* [Exercise goal] Comb through the entries for "JSON" and pull out each line that holds it.

Extracted data entries:
----------------------------------------

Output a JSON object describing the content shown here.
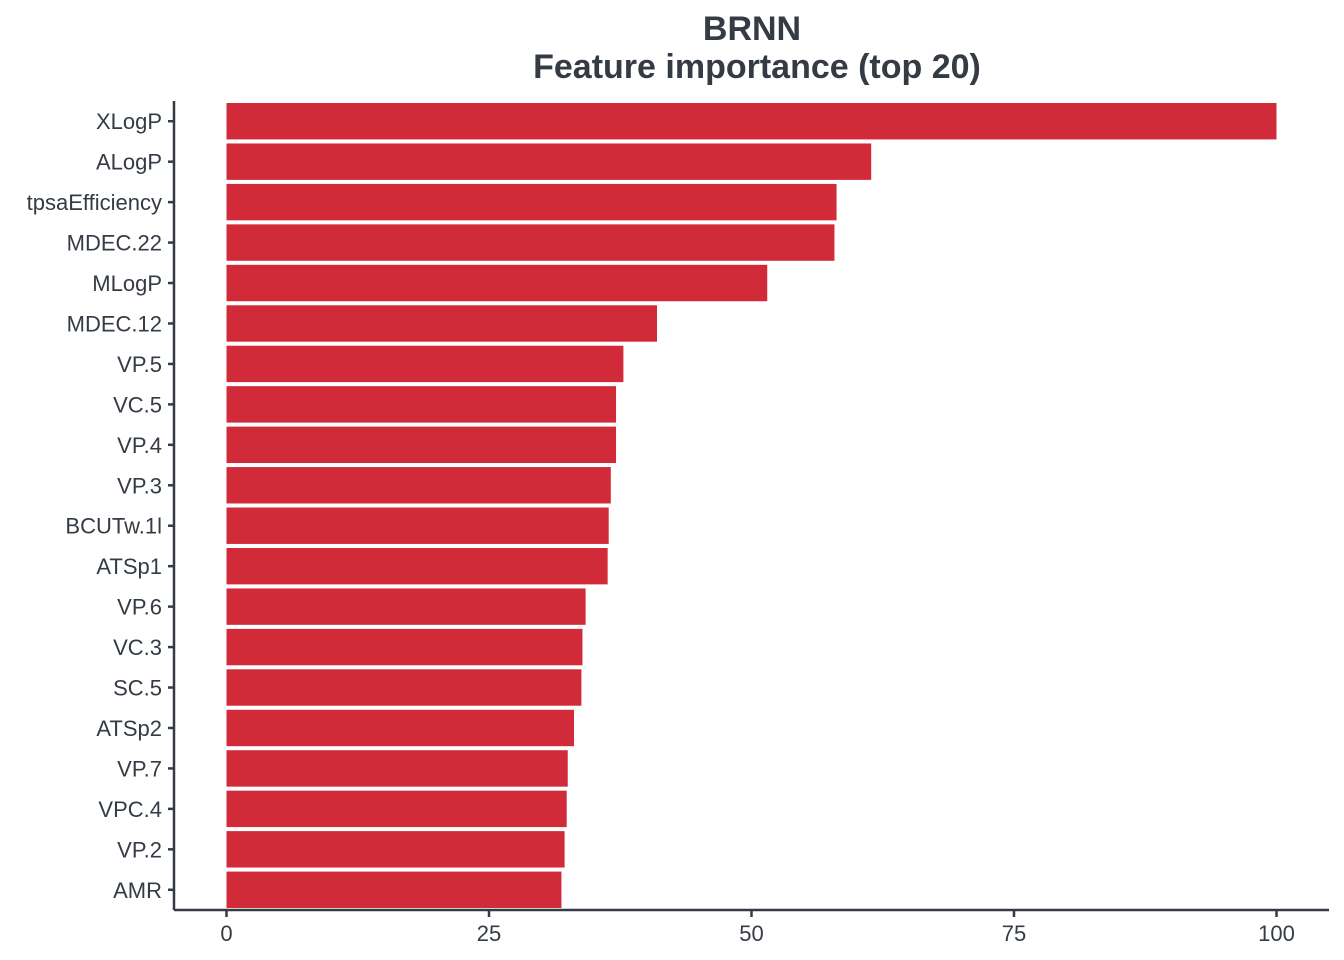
{
  "chart_data": {
    "type": "bar",
    "orientation": "horizontal",
    "title": [
      "BRNN",
      "Feature importance (top 20)"
    ],
    "xlabel": "",
    "ylabel": "",
    "categories": [
      "XLogP",
      "ALogP",
      "tpsaEfficiency",
      "MDEC.22",
      "MLogP",
      "MDEC.12",
      "VP.5",
      "VC.5",
      "VP.4",
      "VP.3",
      "BCUTw.1l",
      "ATSp1",
      "VP.6",
      "VC.3",
      "SC.5",
      "ATSp2",
      "VP.7",
      "VPC.4",
      "VP.2",
      "AMR"
    ],
    "values": [
      100,
      61.4,
      58.1,
      57.9,
      51.5,
      41.0,
      37.8,
      37.1,
      37.1,
      36.6,
      36.4,
      36.3,
      34.2,
      33.9,
      33.8,
      33.1,
      32.5,
      32.4,
      32.2,
      31.9
    ],
    "xlim": [
      -5,
      105
    ],
    "xticks": [
      0,
      25,
      50,
      75,
      100
    ],
    "xtick_labels": [
      "0",
      "25",
      "50",
      "75",
      "100"
    ],
    "bar_color": "#d12a38",
    "grid": false,
    "legend": "none"
  }
}
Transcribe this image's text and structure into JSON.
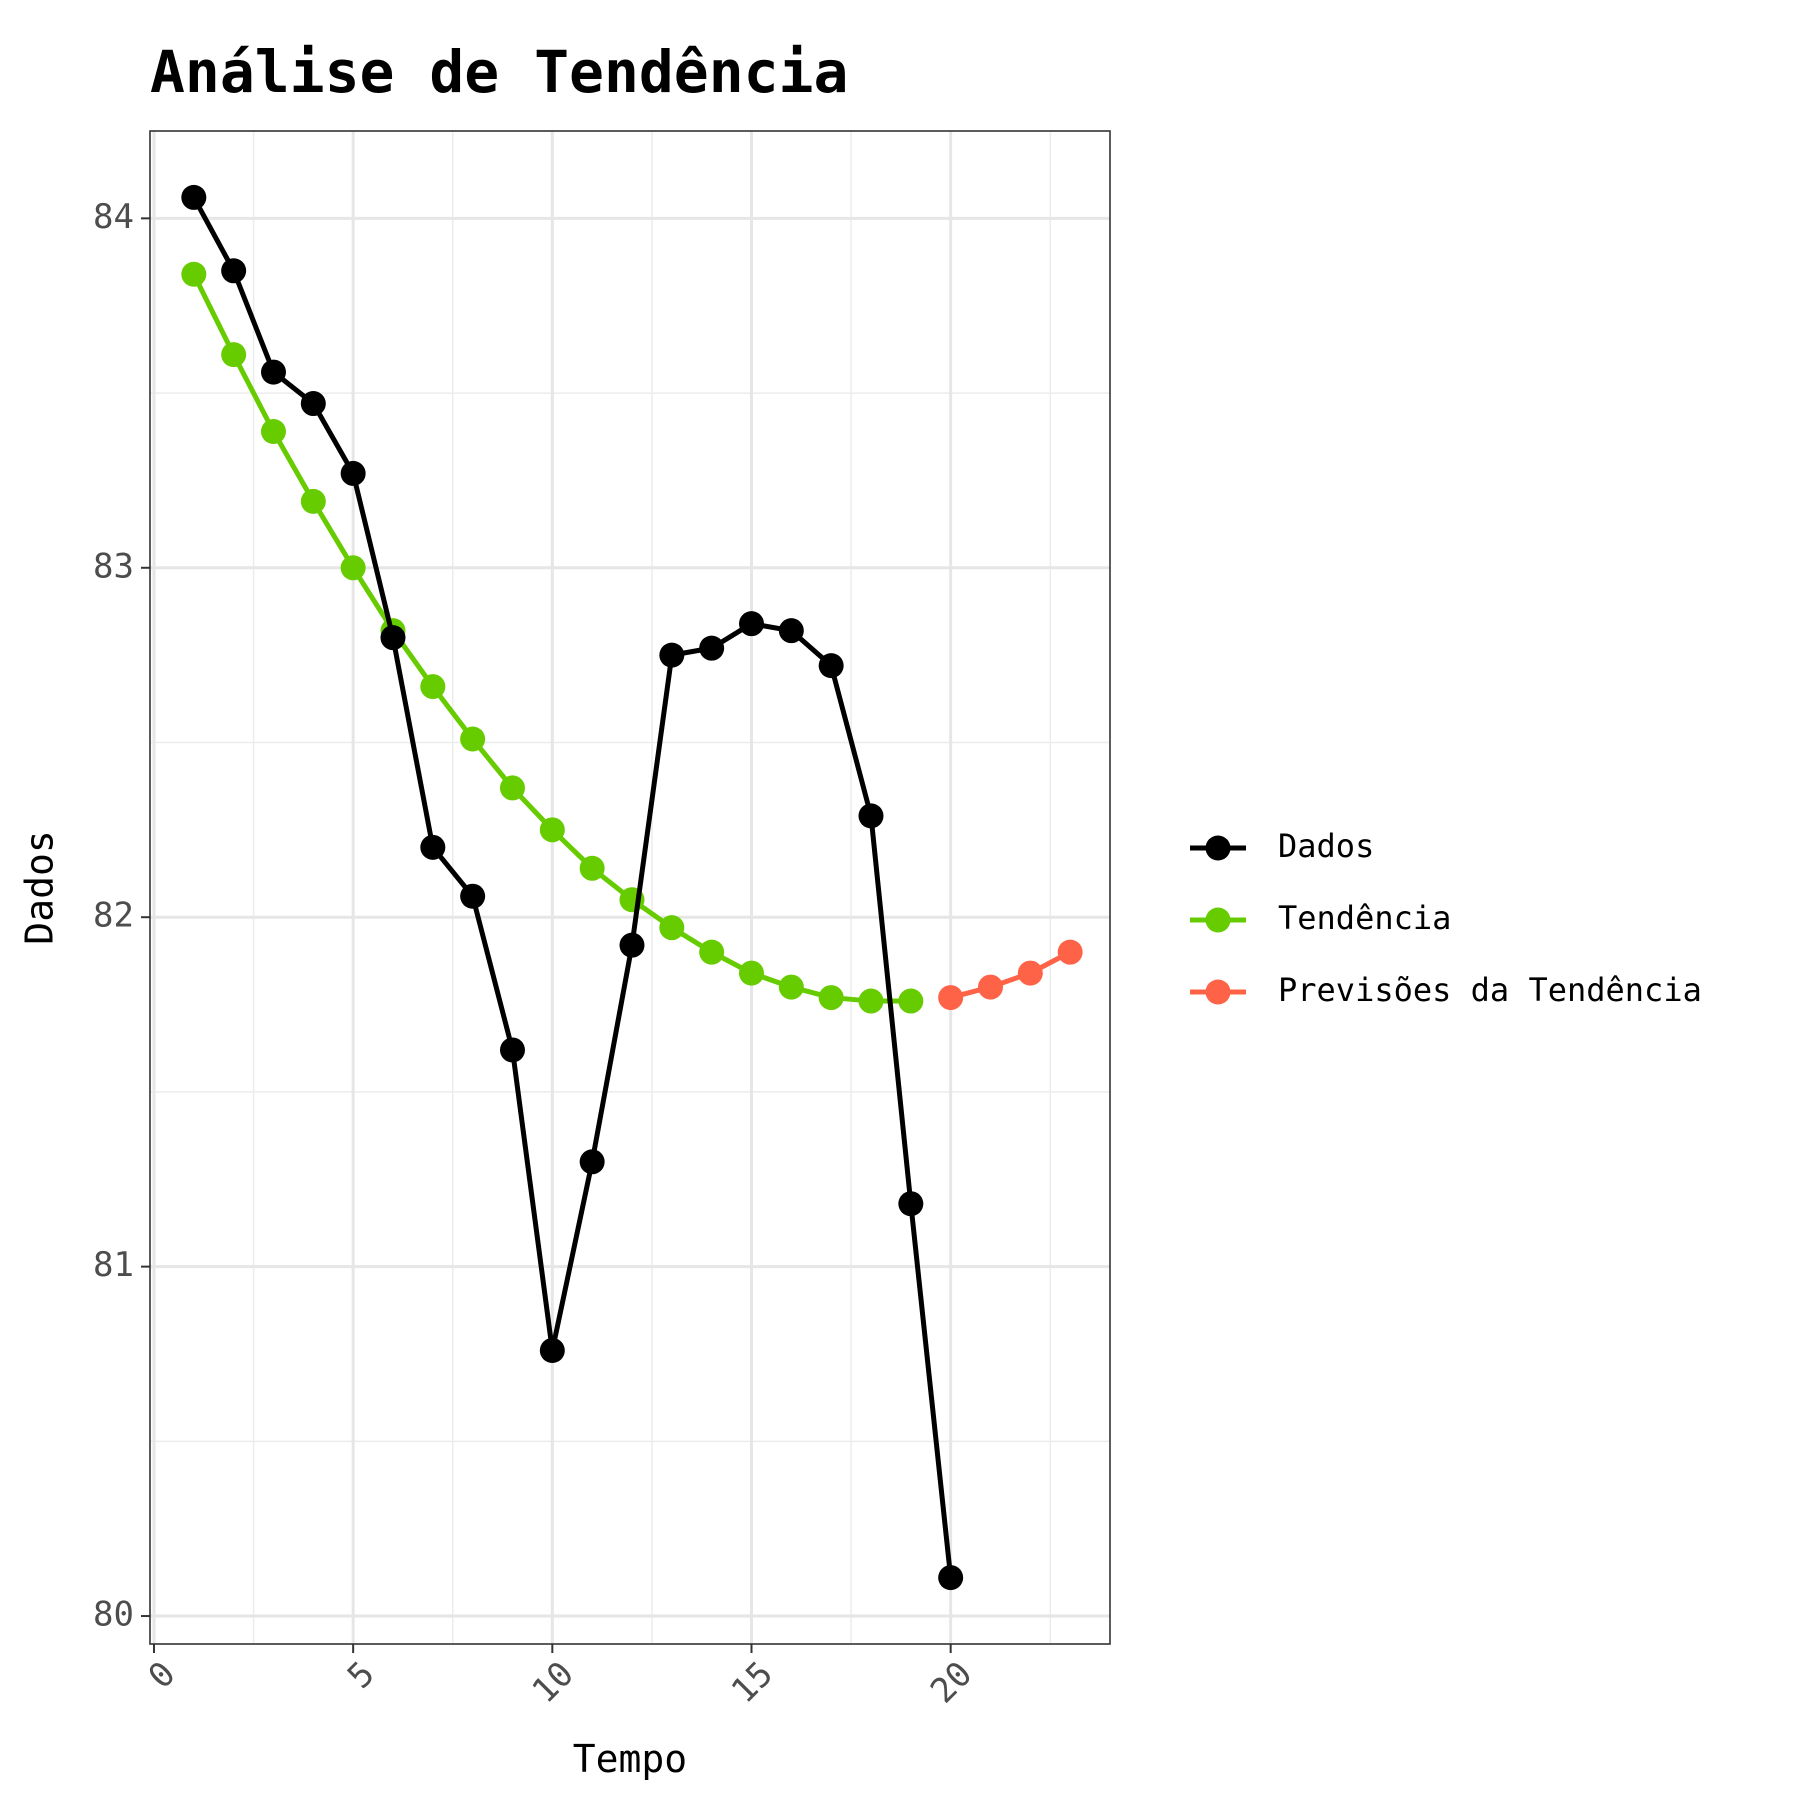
{
  "chart_data": {
    "type": "line",
    "title": "Análise de Tendência",
    "xlabel": "Tempo",
    "ylabel": "Dados",
    "xlim": [
      -0.1,
      24.0
    ],
    "ylim": [
      79.92,
      84.25
    ],
    "x_ticks": [
      0,
      5,
      10,
      15,
      20
    ],
    "x_tick_labels": [
      "0",
      "5",
      "10",
      "15",
      "20"
    ],
    "y_ticks": [
      80,
      81,
      82,
      83,
      84
    ],
    "y_tick_labels": [
      "80",
      "81",
      "82",
      "83",
      "84"
    ],
    "grid": true,
    "legend_position": "right",
    "series": [
      {
        "name": "Dados",
        "color": "#000000",
        "x": [
          1,
          2,
          3,
          4,
          5,
          6,
          7,
          8,
          9,
          10,
          11,
          12,
          13,
          14,
          15,
          16,
          17,
          18,
          19,
          20
        ],
        "values": [
          84.06,
          83.85,
          83.56,
          83.47,
          83.27,
          82.8,
          82.2,
          82.06,
          81.62,
          80.76,
          81.3,
          81.92,
          82.75,
          82.77,
          82.84,
          82.82,
          82.72,
          82.29,
          81.18,
          80.11
        ]
      },
      {
        "name": "Tendência",
        "color": "#66cc00",
        "x": [
          1,
          2,
          3,
          4,
          5,
          6,
          7,
          8,
          9,
          10,
          11,
          12,
          13,
          14,
          15,
          16,
          17,
          18,
          19
        ],
        "values": [
          83.84,
          83.61,
          83.39,
          83.19,
          83.0,
          82.82,
          82.66,
          82.51,
          82.37,
          82.25,
          82.14,
          82.05,
          81.97,
          81.9,
          81.84,
          81.8,
          81.77,
          81.76,
          81.76
        ]
      },
      {
        "name": "Previsões da Tendência",
        "color": "#ff6347",
        "x": [
          20,
          21,
          22,
          23
        ],
        "values": [
          81.77,
          81.8,
          81.84,
          81.9
        ]
      }
    ]
  }
}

----------------------------------------

* [Answer for the task]
Output a JSON object describing the content shown here.
Transcribe this image's text and structure into JSON.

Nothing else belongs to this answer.